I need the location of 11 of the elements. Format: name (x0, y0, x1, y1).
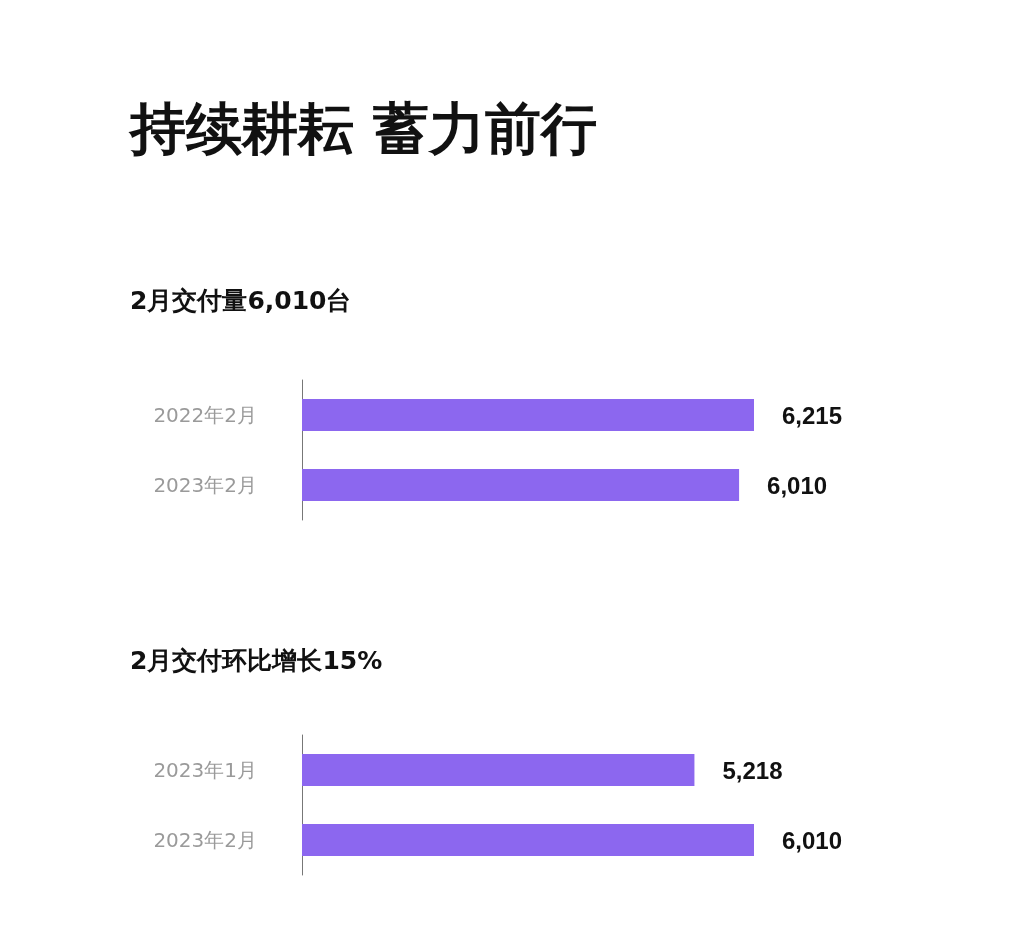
data-label: 5,218 (722, 756, 783, 784)
y-tick-label: 2022年2月 (153, 403, 257, 427)
y-tick-label: 2023年2月 (153, 473, 257, 497)
data-label: 6,010 (782, 826, 843, 854)
y-tick-label: 2023年1月 (153, 758, 257, 782)
chart-title: 持续耕耘 蓄力前行 (128, 95, 598, 161)
chart-subtitle: 2月交付量6,010台 (130, 286, 352, 315)
data-label: 6,010 (767, 471, 828, 499)
data-label: 6,215 (782, 401, 843, 429)
chart-title: 2月交付环比增长15% (130, 646, 383, 675)
y-tick-label: 2023年2月 (153, 828, 257, 852)
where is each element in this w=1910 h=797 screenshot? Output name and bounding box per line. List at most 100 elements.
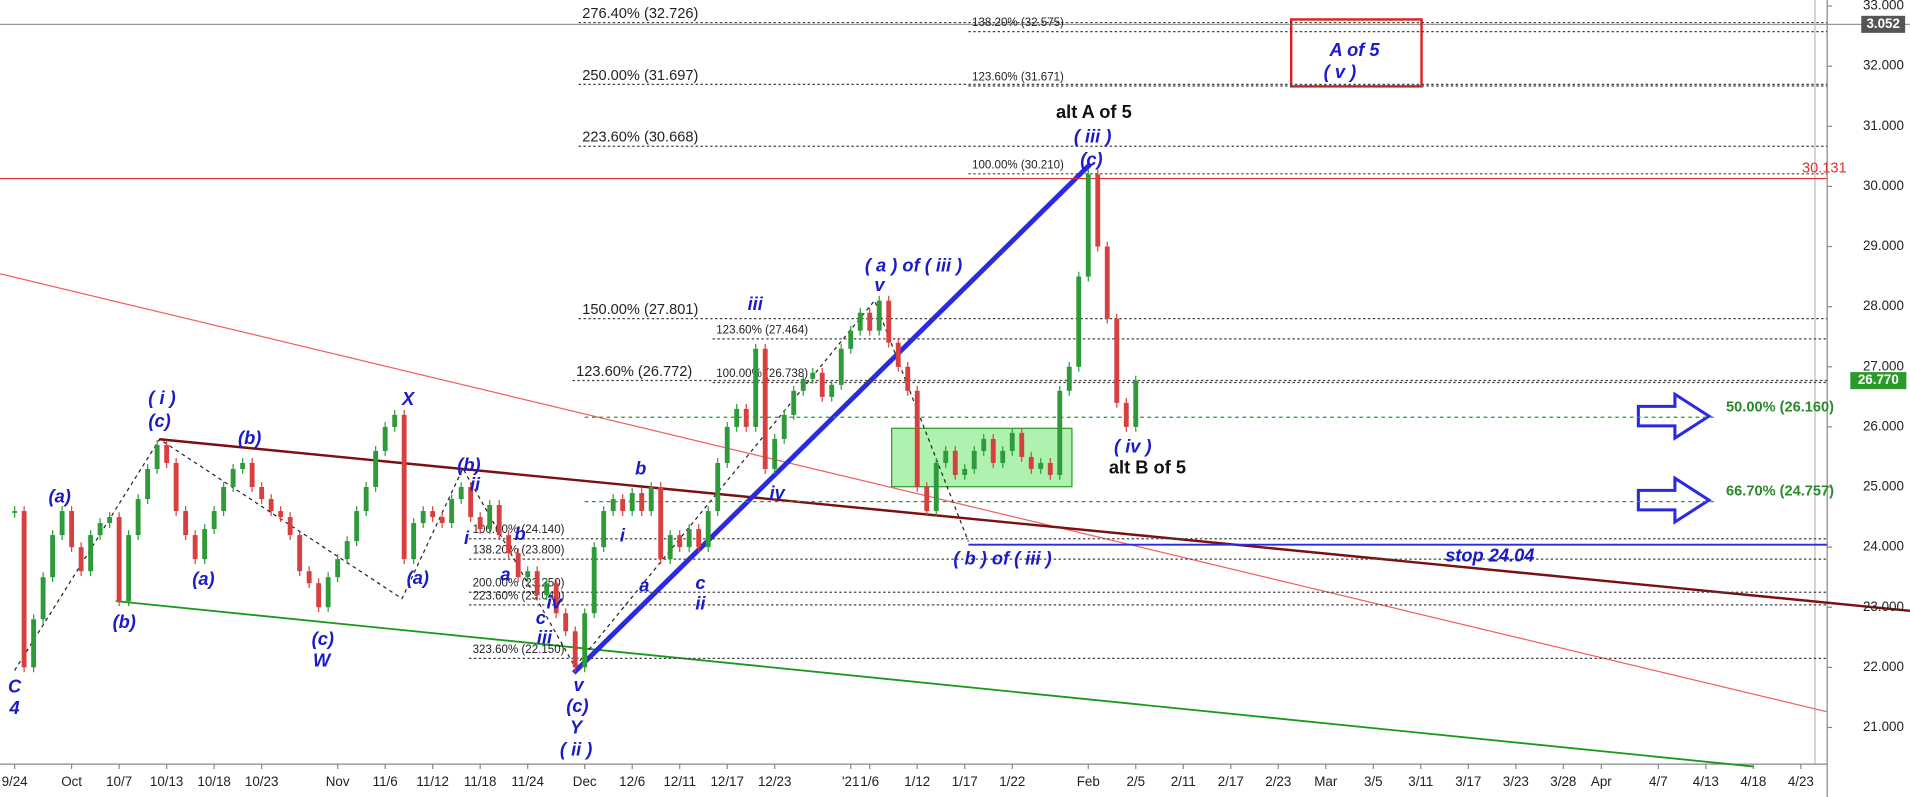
x-tick-label: 10/23 [245,774,279,789]
candle [534,571,540,596]
x-tick-label: 4/7 [1649,774,1668,789]
candle [1000,450,1006,463]
candle [12,511,18,513]
fib-label: 100.00% (30.210) [972,159,1064,171]
candle [202,529,208,560]
stop-label: stop 24.04 [1445,545,1534,566]
wave-label: c [536,607,546,628]
candle [278,511,284,518]
candle [335,559,341,578]
wave-label: (b) [113,611,136,632]
fib-label: 223.60% (23.040) [473,590,565,602]
candle [316,583,322,608]
price-tag: 26.770 [1858,372,1899,387]
candle [468,487,474,518]
candle [107,517,113,524]
candle [1114,318,1120,403]
wave-label: W [313,650,332,671]
candle [430,511,436,518]
candle [88,535,94,572]
consolidation-box [891,427,1073,488]
candle [21,511,27,668]
top-tag-box [1861,15,1906,33]
wave-label: (c) [1080,148,1102,169]
wave-label: iii [748,293,764,314]
candle [515,553,521,578]
candle [1095,174,1101,247]
candle [895,342,901,367]
x-tick-label: 3/5 [1364,774,1383,789]
candle [686,529,692,548]
candle [952,450,958,475]
wave-label: ( a ) of ( iii ) [865,254,962,275]
x-tick-label: 2/11 [1171,774,1196,789]
candle [1076,276,1082,367]
candle [31,619,37,668]
candle [553,583,559,614]
candle [743,408,749,427]
candle [658,487,664,560]
x-tick-label: 4/18 [1740,774,1766,789]
candle [981,438,987,451]
candle [240,462,246,469]
top-tag: 3.052 [1866,16,1900,31]
x-tick-label: 10/7 [106,774,132,789]
candle [639,493,645,512]
candle [373,450,379,488]
candle [525,571,531,578]
wave-label: ( b ) of ( iii ) [953,548,1051,569]
candle [667,535,673,560]
candle [449,499,455,524]
candle [259,487,265,500]
candle [211,511,217,530]
candle [420,511,426,524]
x-tick-label: 3/17 [1455,774,1481,789]
x-tick-label: 4/13 [1693,774,1719,789]
target-arrow [1636,391,1712,441]
candle [1047,462,1053,475]
candle [762,348,768,469]
candle [230,468,236,488]
wave-label: i [464,527,470,548]
candle [962,468,968,475]
candle [990,438,996,463]
candle [648,487,654,512]
fib-label: 123.60% (26.772) [576,364,692,380]
candle [563,613,569,632]
wave-label: (b) [457,454,480,475]
x-tick-label: 11/18 [464,774,497,789]
candle [1038,462,1044,469]
x-tick-label: 11/6 [373,774,398,789]
candle [800,378,806,391]
y-tick-label: 33.000 [1863,0,1904,13]
candle [487,505,493,530]
y-tick-label: 30.000 [1863,178,1904,193]
red-trendline [0,273,1828,713]
resistance-label: 30.131 [1802,161,1847,177]
wave-label: (c) [148,410,170,431]
candle [867,312,873,331]
wave-label: Y [570,717,584,738]
candle [154,444,160,469]
candle [591,547,597,614]
candle [458,487,464,500]
candle [876,300,882,331]
candle [582,613,588,668]
fib-label: 123.60% (27.464) [716,324,808,336]
x-tick-label: Nov [326,774,350,789]
wave-label: c [695,572,705,593]
y-tick-label: 27.000 [1863,358,1904,373]
candle [325,577,331,608]
candle [705,511,711,548]
y-tick-label: 25.000 [1863,479,1904,494]
x-tick-label: Feb [1077,774,1100,789]
candle [97,523,103,536]
candle [411,523,417,560]
candle [354,511,360,542]
y-tick-label: 29.000 [1863,238,1904,253]
x-tick-label: 1/22 [999,774,1025,789]
candle [145,468,151,500]
candle [1104,246,1110,319]
candle [496,505,502,536]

| GIVEN INSTRUCTION |
Reproduce every line of the records above word for word, leaving out the pictures.

| FULL ANSWER |
I need the location of 11 of the elements. Format: name (x0, y0, x1, y1).
data-label: 5,218 (722, 756, 783, 784)
y-tick-label: 2022年2月 (153, 403, 257, 427)
y-tick-label: 2023年2月 (153, 473, 257, 497)
data-label: 6,010 (782, 826, 843, 854)
y-tick-label: 2023年1月 (153, 758, 257, 782)
chart-title: 持续耕耘 蓄力前行 (128, 95, 598, 161)
chart-subtitle: 2月交付量6,010台 (130, 286, 352, 315)
data-label: 6,010 (767, 471, 828, 499)
data-label: 6,215 (782, 401, 843, 429)
chart-title: 2月交付环比增长15% (130, 646, 383, 675)
y-tick-label: 2023年2月 (153, 828, 257, 852)
where is each element in this w=1910 h=797 screenshot? Output name and bounding box per line. List at most 100 elements.
x-tick-label: 10/23 [245,774,279,789]
candle [534,571,540,596]
x-tick-label: 4/7 [1649,774,1668,789]
candle [1000,450,1006,463]
candle [12,511,18,513]
fib-label: 100.00% (30.210) [972,159,1064,171]
candle [202,529,208,560]
stop-label: stop 24.04 [1445,545,1534,566]
wave-label: c [536,607,546,628]
candle [278,511,284,518]
candle [335,559,341,578]
wave-label: (b) [113,611,136,632]
fib-label: 223.60% (23.040) [473,590,565,602]
candle [316,583,322,608]
price-tag: 26.770 [1858,372,1899,387]
candle [468,487,474,518]
candle [107,517,113,524]
candle [1114,318,1120,403]
wave-label: W [313,650,332,671]
candle [430,511,436,518]
candle [88,535,94,572]
consolidation-box [891,427,1073,488]
candle [21,511,27,668]
top-tag-box [1861,15,1906,33]
wave-label: (c) [1080,148,1102,169]
wave-label: iii [748,293,764,314]
candle [515,553,521,578]
candle [1095,174,1101,247]
candle [895,342,901,367]
x-tick-label: 3/5 [1364,774,1383,789]
candle [686,529,692,548]
candle [952,450,958,475]
wave-label: ( a ) of ( iii ) [865,254,962,275]
x-tick-label: 2/11 [1171,774,1196,789]
candle [1076,276,1082,367]
candle [31,619,37,668]
candle [553,583,559,614]
candle [743,408,749,427]
candle [658,487,664,560]
x-tick-label: 4/18 [1740,774,1766,789]
candle [981,438,987,451]
candle [240,462,246,469]
top-tag: 3.052 [1866,16,1900,31]
x-tick-label: 10/7 [106,774,132,789]
candle [639,493,645,512]
candle [373,450,379,488]
candle [525,571,531,578]
wave-label: ( b ) of ( iii ) [953,548,1051,569]
candle [667,535,673,560]
candle [449,499,455,524]
candle [259,487,265,500]
candle [211,511,217,530]
candle [420,511,426,524]
x-tick-label: 3/17 [1455,774,1481,789]
x-tick-label: 4/13 [1693,774,1719,789]
target-arrow [1636,391,1712,441]
candle [1047,462,1053,475]
candle [762,348,768,469]
candle [230,468,236,488]
wave-label: i [464,527,470,548]
candle [962,468,968,475]
candle [990,438,996,463]
candle [648,487,654,512]
fib-label: 123.60% (26.772) [576,364,692,380]
candle [563,613,569,632]
wave-label: (b) [457,454,480,475]
x-tick-label: 11/18 [464,774,497,789]
candle [1038,462,1044,469]
x-tick-label: 11/6 [373,774,398,789]
candle [800,378,806,391]
y-tick-label: 33.000 [1863,0,1904,13]
candle [487,505,493,530]
y-tick-label: 30.000 [1863,178,1904,193]
red-trendline [0,273,1828,713]
resistance-label: 30.131 [1802,161,1847,177]
wave-label: (c) [148,410,170,431]
candle [867,312,873,331]
wave-label: Y [570,717,584,738]
candle [154,444,160,469]
candle [591,547,597,614]
candle [458,487,464,500]
candle [876,300,882,331]
candle [582,613,588,668]
fib-label: 123.60% (27.464) [716,324,808,336]
x-tick-label: Nov [326,774,350,789]
wave-label: c [695,572,705,593]
y-tick-label: 27.000 [1863,358,1904,373]
candle [325,577,331,608]
candle [705,511,711,548]
y-tick-label: 25.000 [1863,479,1904,494]
x-tick-label: Feb [1077,774,1100,789]
candle [97,523,103,536]
candle [411,523,417,560]
candle [354,511,360,542]
y-tick-label: 29.000 [1863,238,1904,253]
x-tick-label: 1/22 [999,774,1025,789]
candle [145,468,151,500]
candle [1104,246,1110,319]
candle [496,505,502,536]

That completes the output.